Required work: Repeat each record exactly. Any picture gets left out.

Exercise material:

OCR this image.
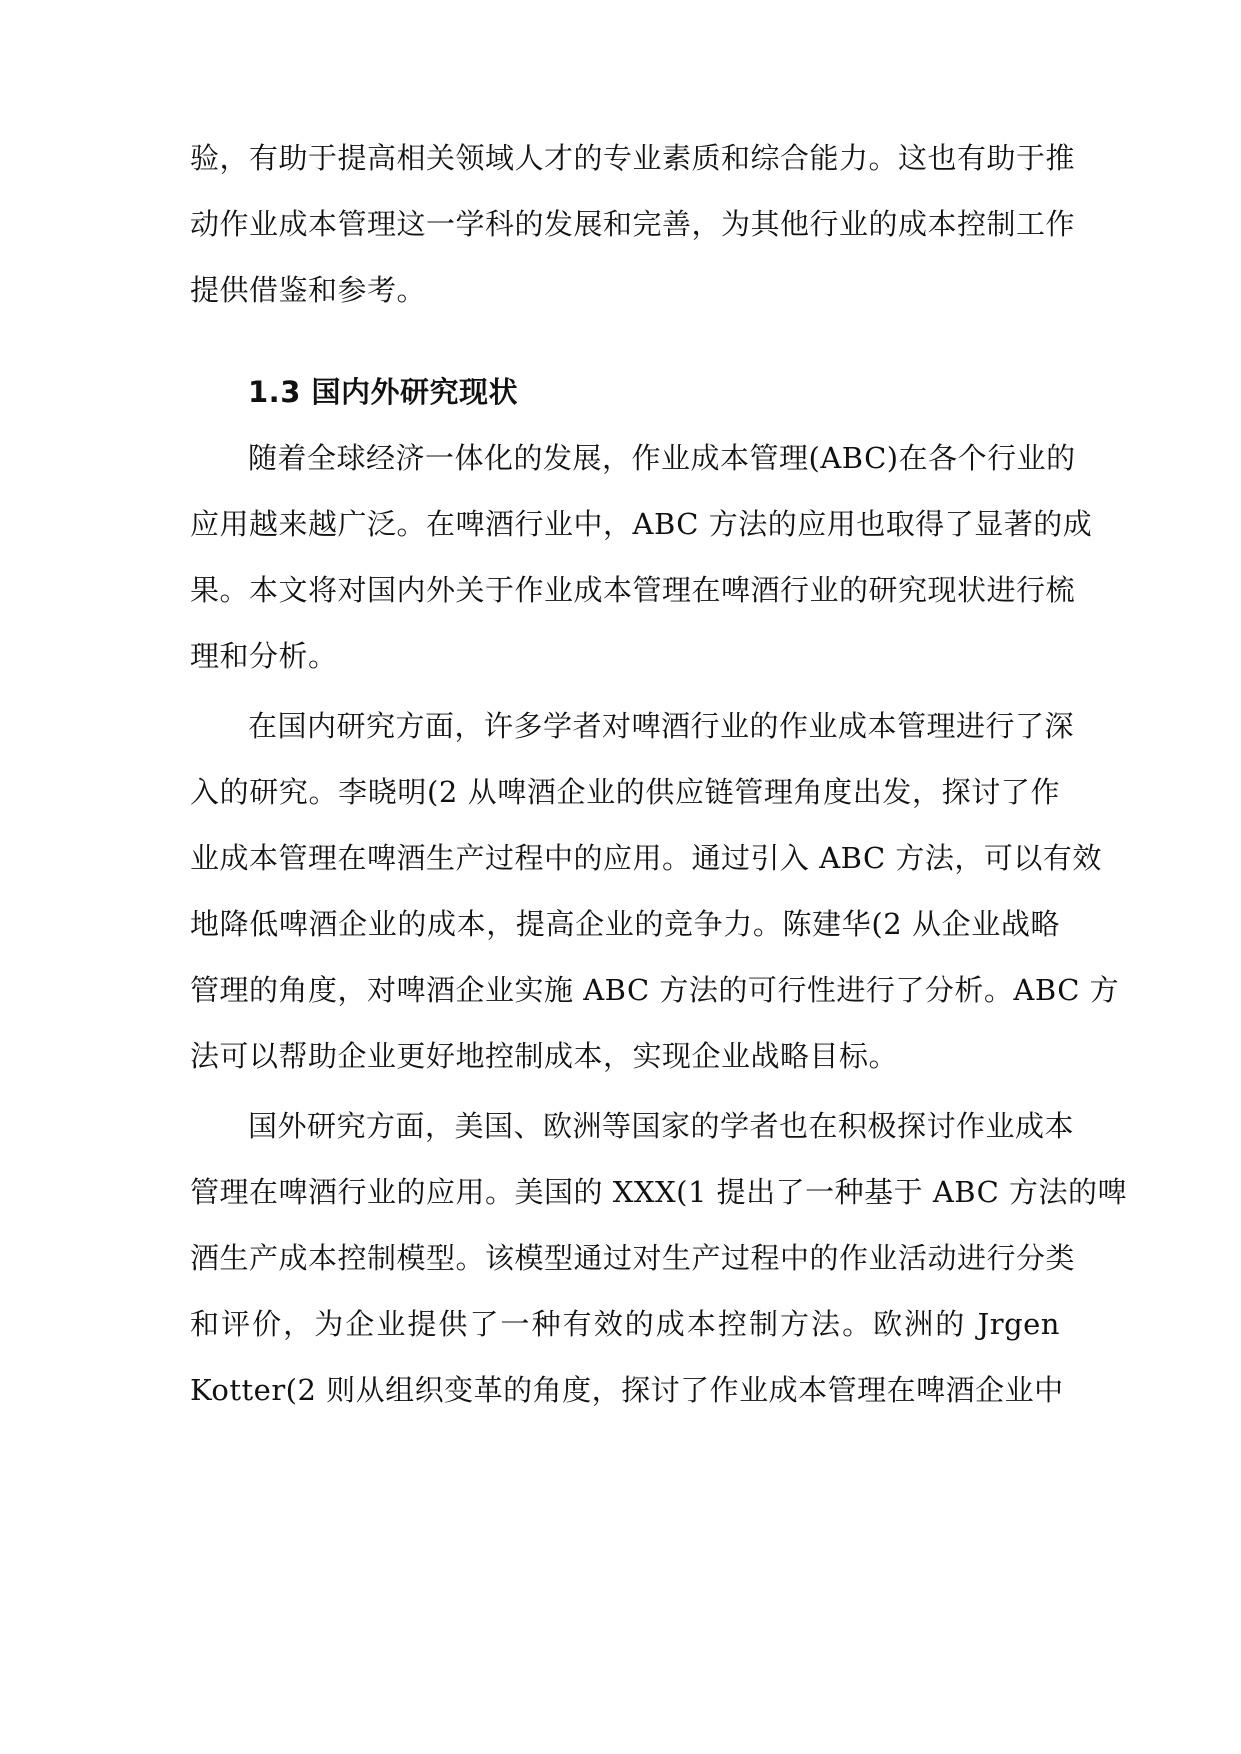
验，有助于提高相关领域人才的专业素质和综合能力。这也有助于推
动作业成本管理这一学科的发展和完善，为其他行业的成本控制工作
提供借鉴和参考。
1.3 国内外研究现状
随着全球经济一体化的发展，作业成本管理(ABC)在各个行业的
应用越来越广泛。在啤酒行业中，ABC 方法的应用也取得了显著的成
果。本文将对国内外关于作业成本管理在啤酒行业的研究现状进行梳
理和分析。
在国内研究方面，许多学者对啤酒行业的作业成本管理进行了深
入的研究。李晓明(2 从啤酒企业的供应链管理角度出发，探讨了作
业成本管理在啤酒生产过程中的应用。通过引入 ABC 方法，可以有效
地降低啤酒企业的成本，提高企业的竞争力。陈建华(2 从企业战略
管理的角度，对啤酒企业实施 ABC 方法的可行性进行了分析。ABC 方
法可以帮助企业更好地控制成本，实现企业战略目标。
国外研究方面，美国、欧洲等国家的学者也在积极探讨作业成本
管理在啤酒行业的应用。美国的 XXX(1 提出了一种基于 ABC 方法的啤
酒生产成本控制模型。该模型通过对生产过程中的作业活动进行分类
和评价，为企业提供了一种有效的成本控制方法。欧洲的 Jrgen
Kotter(2 则从组织变革的角度，探讨了作业成本管理在啤酒企业中
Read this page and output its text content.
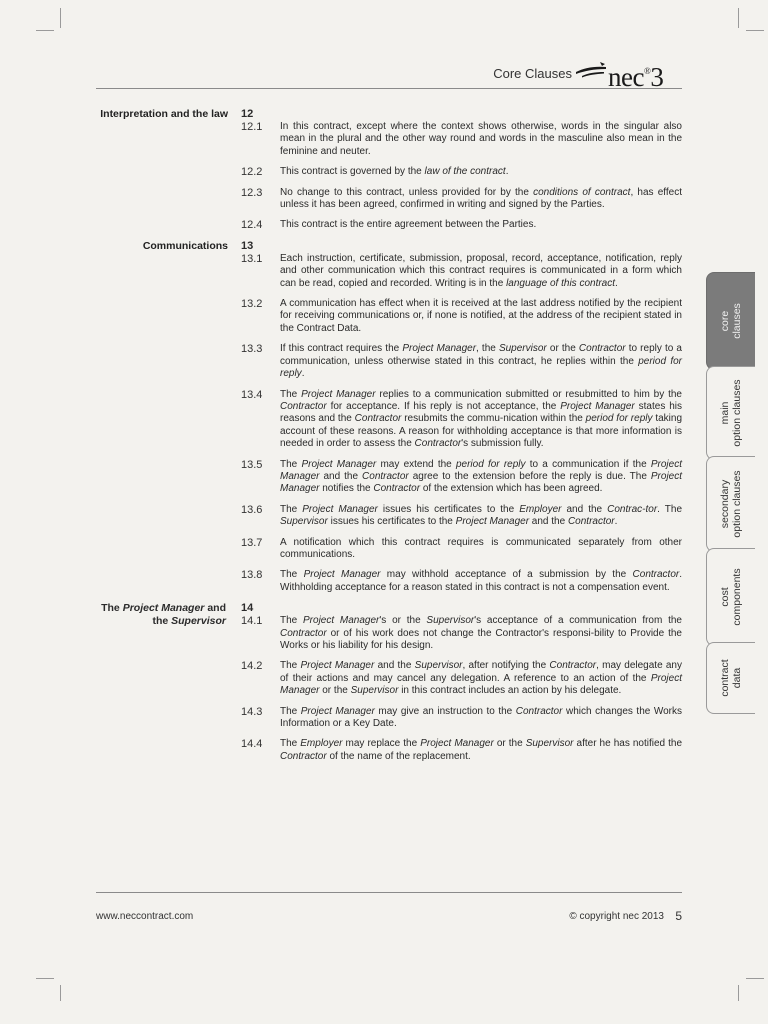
Core Clauses nec®3
Interpretation and the law 12
12.1 In this contract, except where the context shows otherwise, words in the singular also mean in the plural and the other way round and words in the masculine also mean in the feminine and neuter.
12.2 This contract is governed by the law of the contract.
12.3 No change to this contract, unless provided for by the conditions of contract, has effect unless it has been agreed, confirmed in writing and signed by the Parties.
12.4 This contract is the entire agreement between the Parties.
Communications 13
13.1 Each instruction, certificate, submission, proposal, record, acceptance, notification, reply and other communication which this contract requires is communicated in a form which can be read, copied and recorded. Writing is in the language of this contract.
13.2 A communication has effect when it is received at the last address notified by the recipient for receiving communications or, if none is notified, at the address of the recipient stated in the Contract Data.
13.3 If this contract requires the Project Manager, the Supervisor or the Contractor to reply to a communication, unless otherwise stated in this contract, he replies within the period for reply.
13.4 The Project Manager replies to a communication submitted or resubmitted to him by the Contractor for acceptance. If his reply is not acceptance, the Project Manager states his reasons and the Contractor resubmits the commu-nication within the period for reply taking account of these reasons. A reason for withholding acceptance is that more information is needed in order to assess the Contractor's submission fully.
13.5 The Project Manager may extend the period for reply to a communication if the Project Manager and the Contractor agree to the extension before the reply is due. The Project Manager notifies the Contractor of the extension which has been agreed.
13.6 The Project Manager issues his certificates to the Employer and the Contrac-tor. The Supervisor issues his certificates to the Project Manager and the Contractor.
13.7 A notification which this contract requires is communicated separately from other communications.
13.8 The Project Manager may withhold acceptance of a submission by the Contractor. Withholding acceptance for a reason stated in this contract is not a compensation event.
The Project Manager and
the Supervisor
14
14.1 The Project Manager's or the Supervisor's acceptance of a communication from the Contractor or of his work does not change the Contractor's responsi-bility to Provide the Works or his liability for his design.
14.2 The Project Manager and the Supervisor, after notifying the Contractor, may delegate any of their actions and may cancel any delegation. A reference to an action of the Project Manager or the Supervisor in this contract includes an action by his delegate.
14.3 The Project Manager may give an instruction to the Contractor which changes the Works Information or a Key Date.
14.4 The Employer may replace the Project Manager or the Supervisor after he has notified the Contractor of the name of the replacement.
core clauses
main option clauses
secondary option clauses
cost components
contract data
www.neccontract.com	© copyright nec 2013 5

Exercise output:
OCR this image.
验，有助于提高相关领域人才的专业素质和综合能力。这也有助于推
动作业成本管理这一学科的发展和完善，为其他行业的成本控制工作
提供借鉴和参考。
1.3 国内外研究现状
随着全球经济一体化的发展，作业成本管理(ABC)在各个行业的
应用越来越广泛。在啤酒行业中，ABC 方法的应用也取得了显著的成
果。本文将对国内外关于作业成本管理在啤酒行业的研究现状进行梳
理和分析。
在国内研究方面，许多学者对啤酒行业的作业成本管理进行了深
入的研究。李晓明(2 从啤酒企业的供应链管理角度出发，探讨了作
业成本管理在啤酒生产过程中的应用。通过引入 ABC 方法，可以有效
地降低啤酒企业的成本，提高企业的竞争力。陈建华(2 从企业战略
管理的角度，对啤酒企业实施 ABC 方法的可行性进行了分析。ABC 方
法可以帮助企业更好地控制成本，实现企业战略目标。
国外研究方面，美国、欧洲等国家的学者也在积极探讨作业成本
管理在啤酒行业的应用。美国的 XXX(1 提出了一种基于 ABC 方法的啤
酒生产成本控制模型。该模型通过对生产过程中的作业活动进行分类
和评价，为企业提供了一种有效的成本控制方法。欧洲的 Jrgen
Kotter(2 则从组织变革的角度，探讨了作业成本管理在啤酒企业中
Read this page and output its text content.
Core Clauses nec®3
Interpretation and the law 12
12.1 In this contract, except where the context shows otherwise, words in the singular also mean in the plural and the other way round and words in the masculine also mean in the feminine and neuter.
12.2 This contract is governed by the law of the contract.
12.3 No change to this contract, unless provided for by the conditions of contract, has effect unless it has been agreed, confirmed in writing and signed by the Parties.
12.4 This contract is the entire agreement between the Parties.
Communications 13
13.1 Each instruction, certificate, submission, proposal, record, acceptance, notification, reply and other communication which this contract requires is communicated in a form which can be read, copied and recorded. Writing is in the language of this contract.
13.2 A communication has effect when it is received at the last address notified by the recipient for receiving communications or, if none is notified, at the address of the recipient stated in the Contract Data.
13.3 If this contract requires the Project Manager, the Supervisor or the Contractor to reply to a communication, unless otherwise stated in this contract, he replies within the period for reply.
13.4 The Project Manager replies to a communication submitted or resubmitted to him by the Contractor for acceptance. If his reply is not acceptance, the Project Manager states his reasons and the Contractor resubmits the commu-nication within the period for reply taking account of these reasons. A reason for withholding acceptance is that more information is needed in order to assess the Contractor's submission fully.
13.5 The Project Manager may extend the period for reply to a communication if the Project Manager and the Contractor agree to the extension before the reply is due. The Project Manager notifies the Contractor of the extension which has been agreed.
13.6 The Project Manager issues his certificates to the Employer and the Contrac-tor. The Supervisor issues his certificates to the Project Manager and the Contractor.
13.7 A notification which this contract requires is communicated separately from other communications.
13.8 The Project Manager may withhold acceptance of a submission by the Contractor. Withholding acceptance for a reason stated in this contract is not a compensation event.
The Project Manager and
the Supervisor
14
14.1 The Project Manager's or the Supervisor's acceptance of a communication from the Contractor or of his work does not change the Contractor's responsi-bility to Provide the Works or his liability for his design.
14.2 The Project Manager and the Supervisor, after notifying the Contractor, may delegate any of their actions and may cancel any delegation. A reference to an action of the Project Manager or the Supervisor in this contract includes an action by his delegate.
14.3 The Project Manager may give an instruction to the Contractor which changes the Works Information or a Key Date.
14.4 The Employer may replace the Project Manager or the Supervisor after he has notified the Contractor of the name of the replacement.
core clauses
main option clauses
secondary option clauses
cost components
contract data
www.neccontract.com	© copyright nec 2013 5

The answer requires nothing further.